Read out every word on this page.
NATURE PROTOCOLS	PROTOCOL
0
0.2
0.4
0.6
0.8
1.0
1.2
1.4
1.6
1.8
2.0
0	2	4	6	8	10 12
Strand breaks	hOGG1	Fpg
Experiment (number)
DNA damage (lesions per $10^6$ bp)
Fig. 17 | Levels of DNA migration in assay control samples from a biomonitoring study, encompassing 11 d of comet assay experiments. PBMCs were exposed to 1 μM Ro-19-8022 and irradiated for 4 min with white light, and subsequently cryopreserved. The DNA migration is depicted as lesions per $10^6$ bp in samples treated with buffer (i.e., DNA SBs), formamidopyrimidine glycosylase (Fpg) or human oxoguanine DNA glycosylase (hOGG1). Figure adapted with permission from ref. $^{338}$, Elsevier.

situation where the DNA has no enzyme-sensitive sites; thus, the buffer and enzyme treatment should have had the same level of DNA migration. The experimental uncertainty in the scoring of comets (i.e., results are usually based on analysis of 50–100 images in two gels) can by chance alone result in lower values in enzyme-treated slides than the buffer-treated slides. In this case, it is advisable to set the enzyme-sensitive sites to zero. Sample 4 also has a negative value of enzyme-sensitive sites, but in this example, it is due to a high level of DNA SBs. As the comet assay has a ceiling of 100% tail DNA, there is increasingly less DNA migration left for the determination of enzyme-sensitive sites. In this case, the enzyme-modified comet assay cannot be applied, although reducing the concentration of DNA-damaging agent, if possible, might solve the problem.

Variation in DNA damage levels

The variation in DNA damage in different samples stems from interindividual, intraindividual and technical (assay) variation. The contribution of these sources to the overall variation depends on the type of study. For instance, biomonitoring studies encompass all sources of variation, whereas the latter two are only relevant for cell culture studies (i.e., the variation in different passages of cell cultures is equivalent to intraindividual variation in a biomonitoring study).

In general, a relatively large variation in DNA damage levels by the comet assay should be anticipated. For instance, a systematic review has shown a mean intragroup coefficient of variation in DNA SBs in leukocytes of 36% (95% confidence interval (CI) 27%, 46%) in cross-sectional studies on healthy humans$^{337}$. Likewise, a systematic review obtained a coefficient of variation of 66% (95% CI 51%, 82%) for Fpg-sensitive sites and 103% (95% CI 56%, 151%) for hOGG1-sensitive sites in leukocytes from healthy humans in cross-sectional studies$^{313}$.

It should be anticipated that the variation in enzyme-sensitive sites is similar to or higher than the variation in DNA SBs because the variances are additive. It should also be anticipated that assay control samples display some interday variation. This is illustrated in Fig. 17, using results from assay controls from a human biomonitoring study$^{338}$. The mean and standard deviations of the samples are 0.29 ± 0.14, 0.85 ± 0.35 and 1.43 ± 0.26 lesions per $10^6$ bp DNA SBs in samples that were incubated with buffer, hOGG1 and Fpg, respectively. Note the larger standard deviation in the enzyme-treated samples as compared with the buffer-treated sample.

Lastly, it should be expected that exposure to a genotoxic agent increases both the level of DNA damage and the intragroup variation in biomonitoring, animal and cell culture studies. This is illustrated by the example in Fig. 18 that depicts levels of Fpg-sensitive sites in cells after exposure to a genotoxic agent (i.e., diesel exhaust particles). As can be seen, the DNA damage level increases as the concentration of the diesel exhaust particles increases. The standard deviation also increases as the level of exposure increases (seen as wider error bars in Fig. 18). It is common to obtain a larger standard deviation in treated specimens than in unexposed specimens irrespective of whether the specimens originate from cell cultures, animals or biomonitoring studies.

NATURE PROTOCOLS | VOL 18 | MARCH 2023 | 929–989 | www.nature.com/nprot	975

^^^^^^^^

- [Aim of the exercise] The reply should consist of one number: how many lines of the material contain the word "NATURE".

- [Solved problem] 2